Required task: Return each line of the records holding the string "Processor".

Data for this exercise:
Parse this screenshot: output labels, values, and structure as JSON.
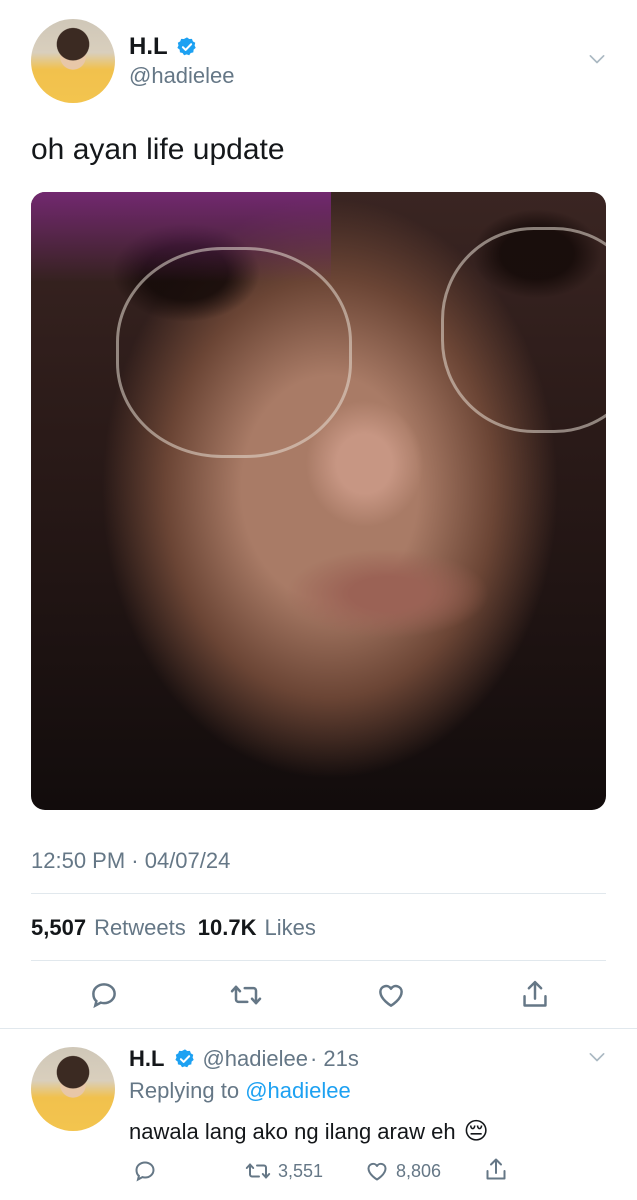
{
  "tweet": {
    "author_name": "H.L",
    "author_handle": "@hadielee",
    "text": "oh ayan life update",
    "timestamp": "12:50 PM · 04/07/24",
    "retweets_count": "5,507",
    "retweets_label": "Retweets",
    "likes_count": "10.7K",
    "likes_label": "Likes"
  },
  "reply": {
    "author_name": "H.L",
    "author_handle": "@hadielee",
    "time": "· 21s",
    "replying_prefix": "Replying to",
    "replying_to": "@hadielee",
    "text": "nawala lang ako ng ilang araw eh",
    "emoji": "😔",
    "retweet_count": "3,551",
    "like_count": "8,806"
  },
  "icons": {
    "verified": "verified-badge-icon",
    "reply": "reply-icon",
    "retweet": "retweet-icon",
    "like": "heart-icon",
    "share": "share-icon",
    "chevron": "chevron-down-icon"
  },
  "colors": {
    "accent": "#1da1f2",
    "secondary_text": "#657786",
    "divider": "#e1e8ed"
  }
}
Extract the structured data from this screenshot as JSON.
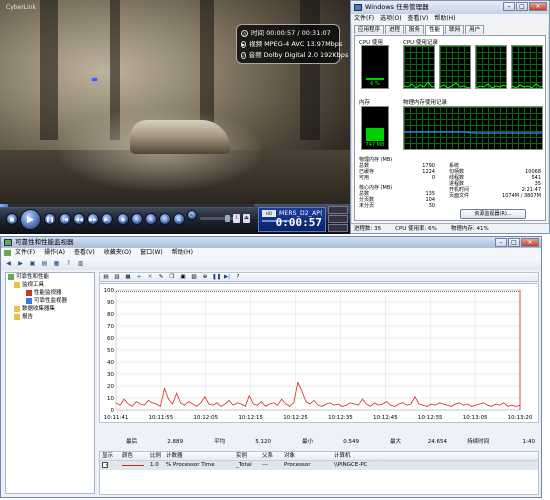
{
  "player": {
    "logo": "CyberLink",
    "osd": {
      "time_label": "时间",
      "time_value": "00:00:57 / 00:31:07",
      "video_label": "视频",
      "video_value": "MPEG-4 AVC 13.97Mbps",
      "audio_label": "音频",
      "audio_value": "Dolby Digital 2.0  192Kbps"
    },
    "progress": 0.03,
    "lcd_tag": "HD",
    "filename": "MERS_D2_AP(",
    "current_time": "0:00:57",
    "volume": 0.7,
    "side_buttons": [
      "",
      "",
      ""
    ]
  },
  "taskmgr": {
    "title": "Windows 任务管理器",
    "menu": [
      "文件(F)",
      "选项(O)",
      "查看(V)",
      "帮助(H)"
    ],
    "tabs": [
      "应用程序",
      "进程",
      "服务",
      "性能",
      "联网",
      "用户"
    ],
    "active_tab": 3,
    "cpu_usage_label": "CPU 使用",
    "cpu_history_label": "CPU 使用记录",
    "cpu_percent": "6 %",
    "cpu_level": 0.06,
    "mem_label": "内存",
    "mem_history_label": "物理内存使用记录",
    "mem_value": "747 MB",
    "mem_level": 0.38,
    "physical_label": "物理内存 (MB)",
    "physical": [
      [
        "总数",
        "1790"
      ],
      [
        "已缓存",
        "1224"
      ],
      [
        "可用",
        "0"
      ]
    ],
    "kernel_label": "核心内存 (MB)",
    "kernel": [
      [
        "总数",
        "135"
      ],
      [
        "分页数",
        "104"
      ],
      [
        "未分页",
        "30"
      ]
    ],
    "system_label": "系统",
    "system": [
      [
        "句柄数",
        "10068"
      ],
      [
        "线程数",
        "541"
      ],
      [
        "进程数",
        "35"
      ],
      [
        "开机时间",
        "2:21:47"
      ],
      [
        "页面文件",
        "1074M / 3807M"
      ]
    ],
    "resmon_button": "资源监视器(R)...",
    "status": {
      "processes": "进程数: 35",
      "cpu": "CPU 使用率: 6%",
      "memory": "物理内存: 41%"
    }
  },
  "perfmon": {
    "title": "可靠性和性能监视器",
    "menu": [
      "文件(F)",
      "操作(A)",
      "查看(V)",
      "收藏夹(O)",
      "窗口(W)",
      "帮助(H)"
    ],
    "tree": [
      {
        "label": "可靠性和性能",
        "level": 0
      },
      {
        "label": "监视工具",
        "level": 1
      },
      {
        "label": "性能监视器",
        "level": 2
      },
      {
        "label": "可靠性监视器",
        "level": 2
      },
      {
        "label": "数据收集器集",
        "level": 1
      },
      {
        "label": "报告",
        "level": 1
      }
    ],
    "stats": [
      [
        "最后",
        "2.889"
      ],
      [
        "平均",
        "5.120"
      ],
      [
        "最小",
        "0.549"
      ],
      [
        "最大",
        "24.654"
      ],
      [
        "持续时间",
        "1:40"
      ]
    ],
    "legend_headers": [
      "显示",
      "颜色",
      "比例",
      "计数器",
      "实例",
      "父系",
      "对象",
      "计算机"
    ],
    "legend_row": [
      "✓",
      "",
      "1.0",
      "% Processor Time",
      "_Total",
      "---",
      "Processor",
      "\\\\PINGCE-PC"
    ],
    "series_color": "#e0261b"
  },
  "chart_data": {
    "type": "line",
    "title": "",
    "xlabel": "",
    "ylabel": "",
    "ylim": [
      0,
      100
    ],
    "yticks": [
      0,
      10,
      20,
      30,
      40,
      50,
      60,
      70,
      80,
      90,
      100
    ],
    "xticks": [
      "10:11:41",
      "10:11:55",
      "10:12:05",
      "10:12:15",
      "10:12:25",
      "10:12:35",
      "10:12:45",
      "10:12:55",
      "10:13:05",
      "10:13:20"
    ],
    "series": [
      {
        "name": "% Processor Time",
        "values": [
          6,
          4,
          9,
          5,
          3,
          7,
          5,
          4,
          8,
          6,
          5,
          3,
          18,
          9,
          5,
          14,
          6,
          4,
          7,
          5,
          3,
          6,
          11,
          5,
          4,
          6,
          3,
          5,
          8,
          4,
          6,
          5,
          3,
          12,
          5,
          4,
          7,
          3,
          5,
          6,
          4,
          9,
          5,
          3,
          6,
          23,
          16,
          7,
          5,
          8,
          4,
          3,
          5,
          6,
          4,
          5,
          3,
          4,
          6,
          5,
          4,
          9,
          5,
          3,
          6,
          4,
          5,
          7,
          4,
          3,
          5,
          6,
          4,
          5,
          11,
          5,
          4,
          3,
          5,
          4,
          6,
          5,
          4,
          3,
          5,
          6,
          4,
          5,
          3,
          4,
          5,
          6,
          4,
          3,
          5,
          4,
          6,
          3,
          4,
          3,
          4
        ]
      }
    ]
  }
}
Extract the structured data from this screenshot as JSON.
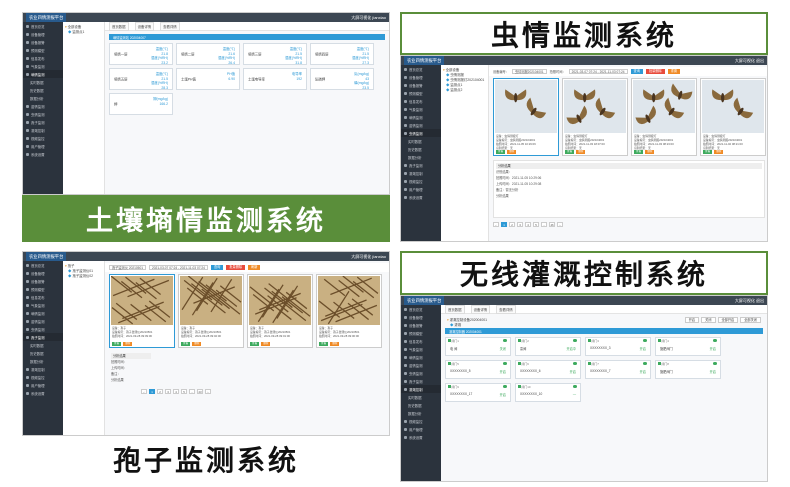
{
  "banners": {
    "soil": "土壤墒情监测系统",
    "insect": "虫情监测系统",
    "spore": "孢子监测系统",
    "irrigation": "无线灌溉控制系统"
  },
  "app": {
    "title": "农业四情测报平台",
    "user": "jianxiao",
    "logout": "退出",
    "user_menu": "大屏可视化"
  },
  "sidebar": [
    "首页总览",
    "设备管理",
    "设备报警",
    "预测模型",
    "信息发布",
    "气象监测",
    "墒情监测",
    "苗情监测",
    "虫情监测",
    "孢子监测",
    "灌溉控制",
    "视频监控",
    "用户管理",
    "系统设置"
  ],
  "sidebar_sub": [
    "实时数据",
    "历史数据",
    "数据分析"
  ],
  "tabs": {
    "home": "首页数据",
    "device": "设备详情",
    "detail": "查看详情"
  },
  "soil": {
    "tree": [
      "全部设备",
      "监测点1"
    ],
    "bluebar": "墒情监测站 202004007",
    "cards": [
      {
        "k": "墒情一层",
        "v": [
          "温度(℃)",
          "21.8",
          "湿度(%RH)",
          "23.2"
        ]
      },
      {
        "k": "墒情二层",
        "v": [
          "温度(℃)",
          "21.6",
          "湿度(%RH)",
          "26.4"
        ]
      },
      {
        "k": "墒情三层",
        "v": [
          "温度(℃)",
          "21.5",
          "湿度(%RH)",
          "31.8"
        ]
      },
      {
        "k": "墒情四层",
        "v": [
          "温度(℃)",
          "21.5",
          "湿度(%RH)",
          "27.3"
        ]
      },
      {
        "k": "墒情五层",
        "v": [
          "温度(℃)",
          "21.5",
          "湿度(%RH)",
          "28.3"
        ]
      },
      {
        "k": "土壤PH值",
        "v": [
          "PH值",
          "6.90"
        ]
      },
      {
        "k": "土壤电导率",
        "v": [
          "电导率",
          "192"
        ]
      },
      {
        "k": "氮磷钾",
        "v": [
          "氮(mg/kg)",
          "43",
          "磷(mg/kg)",
          "23.5"
        ]
      },
      {
        "k": "钾",
        "v": [
          "钾(mg/kg)",
          "166.2"
        ]
      }
    ]
  },
  "insect": {
    "tree": [
      "全部设备",
      "虫情测报",
      "虫情测报灯202104001",
      "监测点1",
      "监测点2"
    ],
    "search": {
      "device_label": "设备编号：",
      "device_value": "虫情测报202104001",
      "date_label": "拍照时间：",
      "date_value": "2021-03-07 07:24 - 2021-11-03 07:24",
      "query": "查询",
      "export": "批量删除",
      "refresh": "刷新",
      "extra": "重置"
    },
    "photos": [
      {
        "a": "设备：虫情测报灯",
        "b": "设备编号：虫情测报202104001",
        "c": "拍照时间：2021-11-05 10:29:06",
        "d": "识别结果：无"
      },
      {
        "a": "设备：虫情测报灯",
        "b": "设备编号：虫情测报202104001",
        "c": "拍照时间：2021-11-03 18:07:00",
        "d": "识别结果：无"
      },
      {
        "a": "设备：虫情测报灯",
        "b": "设备编号：虫情测报202104001",
        "c": "拍照时间：2021-11-03 08:23:00",
        "d": "识别结果：无"
      },
      {
        "a": "设备：虫情测报灯",
        "b": "设备编号：虫情测报202104001",
        "c": "拍照时间：2021-11-02 08:21:00",
        "d": "识别结果：无"
      }
    ],
    "actions": {
      "view": "查看",
      "delete": "删除"
    },
    "detail_title": "分析结果",
    "detail": [
      "识别结果：",
      "拍照时间：2021-11-05 10:29:06",
      "上传时间：2021-11-05 10:29:08",
      "备注：暂无分析",
      "分析结果"
    ],
    "pager": [
      "‹",
      "1",
      "2",
      "3",
      "4",
      "5",
      "...",
      "46",
      "›"
    ]
  },
  "spore": {
    "tree": [
      "孢子",
      "孢子监测仪01",
      "孢子监测仪02"
    ],
    "search": {
      "device_value": "孢子监测仪 20210501",
      "date_value": "2021-03-07 07:24 - 2021-11-03 07:24",
      "query": "查询",
      "export": "批量删除",
      "refresh": "刷新"
    },
    "photos": [
      {
        "a": "设备：孢子",
        "b": "设备编号：孢子监测仪20210501",
        "c": "拍照时间：2021-09-28 09:09:06"
      },
      {
        "a": "设备：孢子",
        "b": "设备编号：孢子监测仪20210501",
        "c": "拍照时间：2021-09-28 09:02:00"
      },
      {
        "a": "设备：孢子",
        "b": "设备编号：孢子监测仪20210501",
        "c": "拍照时间：2021-09-28 09:01:00"
      },
      {
        "a": "设备：孢子",
        "b": "设备编号：孢子监测仪20210501",
        "c": "拍照时间：2021-09-28 09:00:00"
      }
    ],
    "detail_title": "分析结果",
    "detail": [
      "拍照时间：",
      "上传时间：",
      "备注：",
      "分析结果"
    ],
    "pager": [
      "‹",
      "1",
      "2",
      "3",
      "4",
      "5",
      "...",
      "23",
      "›"
    ]
  },
  "irrigation": {
    "tree": [
      "灌溉控制设备202004001",
      "灌溉"
    ],
    "bluebar": "灌溉控制器 202004001",
    "top_btns": [
      "开启",
      "关闭",
      "全部开启",
      "全部关闭"
    ],
    "cards": [
      {
        "h": "阀门1",
        "l": "电 阀",
        "r": "关闭"
      },
      {
        "h": "阀门2",
        "l": "泵阀",
        "r": "开启中"
      },
      {
        "h": "阀门3",
        "l": "XXXXXXXX_3",
        "r": "开启"
      },
      {
        "h": "阀门4",
        "l": "施肥阀门",
        "r": "开启"
      },
      {
        "h": "阀门5",
        "l": "XXXXXXXX_5",
        "r": "开启"
      },
      {
        "h": "阀门6",
        "l": "XXXXXXXX_6",
        "r": "开启"
      },
      {
        "h": "阀门7",
        "l": "XXXXXXXX_7",
        "r": "开启"
      },
      {
        "h": "阀门8",
        "l": "施肥阀门",
        "r": "开启"
      },
      {
        "h": "阀门9",
        "l": "XXXXXXXX_17",
        "r": "开启"
      },
      {
        "h": "阀门10",
        "l": "XXXXXXXX_10",
        "r": "—"
      }
    ]
  }
}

Response:
      "% Processor Time",
      "Processor",
        "name": "% Processor Time",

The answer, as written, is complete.